Structured figure records
-.-.-

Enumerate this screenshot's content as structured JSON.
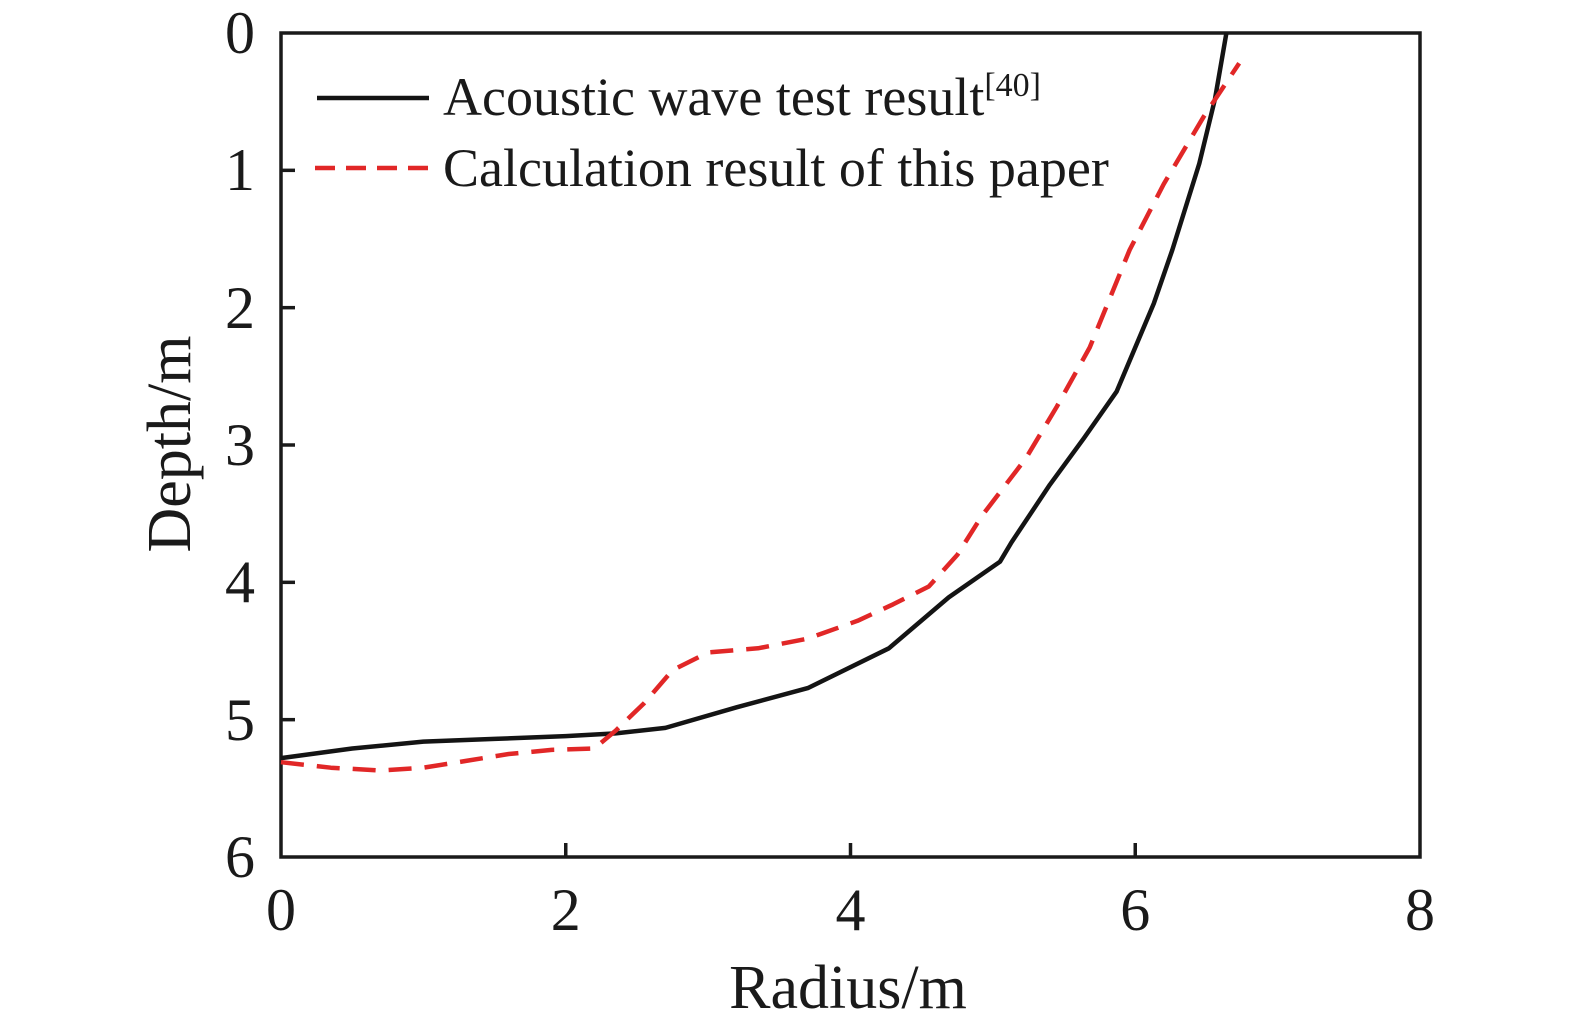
{
  "legend": {
    "items": [
      {
        "label": "Acoustic wave test result",
        "citation": "[40]",
        "line_style": "solid"
      },
      {
        "label": "Calculation result of this paper",
        "citation": "",
        "line_style": "dashed"
      }
    ]
  },
  "chart_data": {
    "type": "line",
    "title": "",
    "xlabel": "Radius/m",
    "ylabel": "Depth/m",
    "grid": false,
    "legend_position": "top-left-inside",
    "x_axis": {
      "min": 0,
      "max": 8,
      "ticks": [
        0,
        2,
        4,
        6,
        8
      ]
    },
    "y_axis": {
      "min": 0,
      "max": 6,
      "ticks": [
        0,
        1,
        2,
        3,
        4,
        5,
        6
      ],
      "inverted": true,
      "note": "depth increases downward"
    },
    "series": [
      {
        "name": "Acoustic wave test result [40]",
        "color": "#141414",
        "line_style": "solid",
        "points": [
          [
            0,
            5.28
          ],
          [
            0.5,
            5.21
          ],
          [
            1.0,
            5.16
          ],
          [
            1.5,
            5.14
          ],
          [
            2.0,
            5.12
          ],
          [
            2.35,
            5.1
          ],
          [
            2.7,
            5.06
          ],
          [
            3.2,
            4.91
          ],
          [
            3.7,
            4.77
          ],
          [
            4.27,
            4.48
          ],
          [
            4.69,
            4.11
          ],
          [
            5.05,
            3.85
          ],
          [
            5.13,
            3.71
          ],
          [
            5.4,
            3.29
          ],
          [
            5.64,
            2.95
          ],
          [
            5.87,
            2.61
          ],
          [
            6.13,
            1.97
          ],
          [
            6.26,
            1.58
          ],
          [
            6.45,
            0.95
          ],
          [
            6.56,
            0.48
          ],
          [
            6.64,
            0.0
          ]
        ]
      },
      {
        "name": "Calculation result of this paper",
        "color": "#e12727",
        "line_style": "dashed",
        "points": [
          [
            0,
            5.31
          ],
          [
            0.35,
            5.35
          ],
          [
            0.7,
            5.37
          ],
          [
            1.0,
            5.35
          ],
          [
            1.3,
            5.3
          ],
          [
            1.6,
            5.25
          ],
          [
            1.9,
            5.22
          ],
          [
            2.2,
            5.21
          ],
          [
            2.35,
            5.08
          ],
          [
            2.55,
            4.88
          ],
          [
            2.75,
            4.64
          ],
          [
            3.0,
            4.51
          ],
          [
            3.35,
            4.48
          ],
          [
            3.7,
            4.41
          ],
          [
            4.05,
            4.28
          ],
          [
            4.3,
            4.16
          ],
          [
            4.55,
            4.03
          ],
          [
            4.75,
            3.8
          ],
          [
            4.92,
            3.52
          ],
          [
            5.23,
            3.1
          ],
          [
            5.45,
            2.72
          ],
          [
            5.68,
            2.29
          ],
          [
            5.96,
            1.58
          ],
          [
            6.2,
            1.1
          ],
          [
            6.48,
            0.61
          ],
          [
            6.73,
            0.22
          ]
        ]
      }
    ]
  },
  "colors": {
    "axis": "#1a1a1a",
    "series_test": "#141414",
    "series_calculation": "#e12727",
    "background": "#ffffff"
  }
}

-.-.-

■ EXERCISE GOAL
From the listing above, collect each line in which the string "this" appears.

■ FINAL ANSWER
Enumerate this screenshot's content as structured JSON.
        "label": "Calculation result of this paper",
        "name": "Calculation result of this paper",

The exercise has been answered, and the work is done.